> _SHORT TASK 1_:
In the records below, copy the lines from the one containing "avatar: [36, 963, 104, 1031]" through the one containing "list-item[interactable]: 游客1491614638··· 昨天" verbatim, including both of those lines.

-- Start SOURCE TEXT --

Table of Contents
Introduction
Language used: R
Database used: The World Happiness report from 2021 which is a global survey data to report how people evaluate their own lives in more than 150 countries worldwide.
Packages used: |
---|
dplyr: to obtain a general descriptive analysis of the data. |
corrplot: to create correlation matrix |
readxl: to import the database (.csv) |
HMISC: to get descriptive values of the data |
plotly: to create interactive graphs |
STATS: to calculate distances and define the optimal n. of clusters |
Out of the variables available, ten were chosen to work on this project. Descriptions taken from: https://happiness-report.s3.amazonaws.com/2021/Appendix1WHR2021C2.pdf
Variables used: |
---|
Country: name of the country |
Region: region to which the country belongs (Western Europe, Latin America and Caribbean, etc.) |
Life Ladder: Happiness score or subjective well-being |
Log GDP per capita: The statistics of GDP per capita (variable name gdp) in purchasing power parity (PPP) at constant 2017 international dollar prices are from the World Development Indicators (WDI). |
Social support: (or having someone to count on in times of trouble) is the national average of the binary responses (either 0 or 1) to the GWP question “If you were in trouble, do you have relatives or friends you can count on to help you whenever you need them, or not? |
Healthy life expectancy at birth: Healthy life expectancies at birth are based on the data extracted from the World Health rganization’s (WHO) Global Health Observatory data repository |
Freedom to make life choices: is the national average of responses to the GWP question “Are you satisfied or dissatisfied with your freedom to choose what you do with your life? |
Perceptions of corruption: is the national average of the survey responses to two questions in the GWP: “Is corruption widespread throughout the government or not” and “Is corruption widespread within businesses or not?” The overall perception is just the average of the two 0-or-1 responses. |
Positive affect: Positive affect is given by the average of individual yes or no answers for three questions about emotions experienced or not on the previous day: laughter, enjoyment, and learning or doing something interesting |
Negative affect: is given by the average of individual yes or no answers about three emotions experienced on the previous day: worry, sadness, and anger. |
Confidence in national government: is given by the average of individual yes or no answers to the question: “Do you have confidence in the national government?” |
Data wrangling
Regions excluded to be able to carry out the analysis:
- Commonwealth of Independent States
- East Asia
- Middle East and North Africa
- South Asia
- Southeast Asia
- Sub-Saharan Africa
Missing data: as a complete set of data is needed for the analysis, it was decided to fill in missing data with the average of the variable where the data was missing.

-- End SOURCE TEXT --
-- Start THE DATA --

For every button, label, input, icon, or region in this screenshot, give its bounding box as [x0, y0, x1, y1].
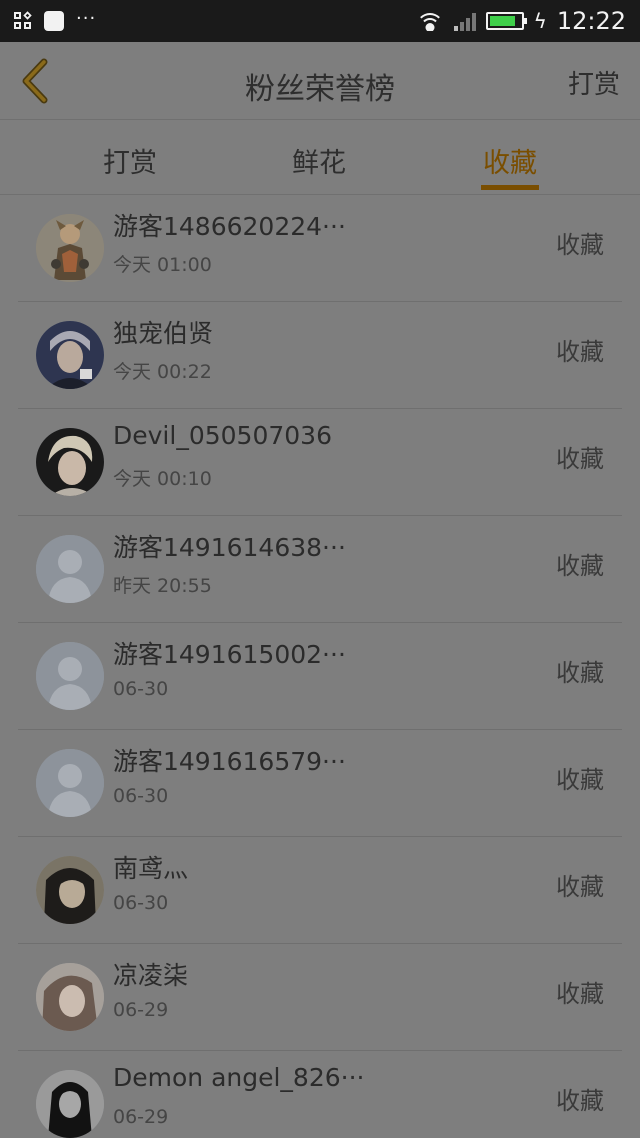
avatar: [36, 963, 104, 1031]
fan-name: Devil_050507036: [113, 421, 332, 450]
battery-icon: [485, 12, 527, 30]
list-item[interactable]: Demon angel_826··· 06-29 收藏: [0, 1051, 640, 1138]
app-header: 粉丝荣誉榜 打赏: [0, 42, 640, 120]
fan-name: Demon angel_826···: [113, 1063, 365, 1092]
avatar: [36, 214, 104, 282]
status-right: ϟ 12:22: [415, 0, 626, 42]
fan-time: 06-29: [113, 1106, 169, 1128]
fan-list: 游客1486620224··· 今天 01:00 收藏 独宠伯贤 今天 00:2…: [0, 195, 640, 1138]
list-item[interactable]: 南鸢灬 06-30 收藏: [0, 837, 640, 944]
fan-name: 游客1486620224···: [113, 212, 346, 241]
list-item[interactable]: Devil_050507036 今天 00:10 收藏: [0, 409, 640, 516]
default-avatar-icon: [36, 749, 104, 817]
wifi-icon: [415, 11, 444, 31]
reward-button[interactable]: 打赏: [568, 64, 620, 101]
favorite-label: 收藏: [556, 659, 604, 687]
favorite-label: 收藏: [556, 338, 604, 366]
tab-bar: 打赏 鲜花 收藏: [0, 121, 640, 195]
favorite-label: 收藏: [556, 231, 604, 259]
status-time: 12:22: [556, 7, 626, 35]
fan-time: 06-30: [113, 785, 169, 807]
fan-time: 06-30: [113, 892, 169, 914]
signal-icon: [453, 11, 476, 31]
favorite-label: 收藏: [556, 445, 604, 473]
avatar: [36, 1070, 104, 1138]
list-item[interactable]: 游客1491614638··· 昨天 20:55 收藏: [0, 516, 640, 623]
favorite-label: 收藏: [556, 980, 604, 1008]
list-item[interactable]: 游客1491616579··· 06-30 收藏: [0, 730, 640, 837]
fan-name: 凉凌柒: [113, 961, 189, 990]
app-grid-icon: [14, 11, 32, 30]
default-avatar-icon: [36, 642, 104, 710]
fan-name: 游客1491616579···: [113, 747, 346, 776]
fan-name: 游客1491615002···: [113, 640, 346, 669]
avatar: [36, 856, 104, 924]
favorite-label: 收藏: [556, 766, 604, 794]
fan-name: 游客1491614638···: [113, 533, 346, 562]
active-tab-indicator: [481, 185, 539, 190]
list-item[interactable]: 游客1486620224··· 今天 01:00 收藏: [0, 195, 640, 302]
tab-reward[interactable]: 打赏: [70, 141, 190, 180]
fan-name: 独宠伯贤: [113, 319, 214, 348]
list-item[interactable]: 独宠伯贤 今天 00:22 收藏: [0, 302, 640, 409]
more-notifications-icon: ···: [76, 7, 97, 29]
fan-name: 南鸢灬: [113, 854, 189, 883]
status-bar: ··· ϟ 12:22: [0, 0, 640, 42]
avatar: [36, 321, 104, 389]
notification-square-icon: [44, 11, 64, 31]
fan-time: 06-30: [113, 678, 169, 700]
favorite-label: 收藏: [556, 873, 604, 901]
fan-time: 今天 00:10: [113, 468, 212, 490]
favorite-label: 收藏: [556, 1087, 604, 1115]
page-title: 粉丝荣誉榜: [245, 72, 395, 107]
tab-flowers[interactable]: 鲜花: [259, 141, 379, 180]
tab-favorites[interactable]: 收藏: [450, 141, 570, 180]
avatar: [36, 428, 104, 496]
charging-icon: ϟ: [533, 9, 547, 33]
list-item[interactable]: 游客1491615002··· 06-30 收藏: [0, 623, 640, 730]
list-item[interactable]: 凉凌柒 06-29 收藏: [0, 944, 640, 1051]
default-avatar-icon: [36, 535, 104, 603]
fan-time: 06-29: [113, 999, 169, 1021]
fan-time: 今天 01:00: [113, 254, 212, 276]
fan-time: 昨天 20:55: [113, 575, 212, 597]
favorite-label: 收藏: [556, 552, 604, 580]
fan-time: 今天 00:22: [113, 361, 212, 383]
battery-level: [489, 16, 516, 26]
status-left: ···: [14, 0, 96, 42]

-- End THE DATA --

> _SHORT TASK 2_:
Repeat the passage of the World Happiness Report analysis text above from "Table of Contents" through "150 countries worldwide." without any changes.

> _WRITTEN SOLUTION 1_:
avatar: [36, 963, 104, 1031]
fan-name: Devil_050507036: [113, 421, 332, 450]
battery-icon: [485, 12, 527, 30]
list-item[interactable]: Demon angel_826··· 06-29 收藏: [0, 1051, 640, 1138]
app-header: 粉丝荣誉榜 打赏: [0, 42, 640, 120]
fan-name: Demon angel_826···: [113, 1063, 365, 1092]
avatar: [36, 214, 104, 282]
status-right: ϟ 12:22: [415, 0, 626, 42]
fan-time: 06-29: [113, 1106, 169, 1128]
fan-list: 游客1486620224··· 今天 01:00 收藏 独宠伯贤 今天 00:2…: [0, 195, 640, 1138]
list-item[interactable]: 南鸢灬 06-30 收藏: [0, 837, 640, 944]
fan-name: 游客1486620224···: [113, 212, 346, 241]
list-item[interactable]: Devil_050507036 今天 00:10 收藏: [0, 409, 640, 516]
default-avatar-icon: [36, 749, 104, 817]
wifi-icon: [415, 11, 444, 31]
reward-button[interactable]: 打赏: [568, 64, 620, 101]
favorite-label: 收藏: [556, 659, 604, 687]
favorite-label: 收藏: [556, 338, 604, 366]
tab-bar: 打赏 鲜花 收藏: [0, 121, 640, 195]
favorite-label: 收藏: [556, 231, 604, 259]
status-time: 12:22: [556, 7, 626, 35]
fan-time: 06-30: [113, 785, 169, 807]
fan-time: 06-30: [113, 892, 169, 914]
signal-icon: [453, 11, 476, 31]
favorite-label: 收藏: [556, 445, 604, 473]
avatar: [36, 1070, 104, 1138]
list-item[interactable]: 游客1491614638··· 昨天 20:55 收藏: [0, 516, 640, 623]

> _WRITTEN SOLUTION 2_:
Table of Contents
Introduction
Language used: R
Database used: The World Happiness report from 2021 which is a global survey data to report how people evaluate their own lives in more than 150 countries worldwide.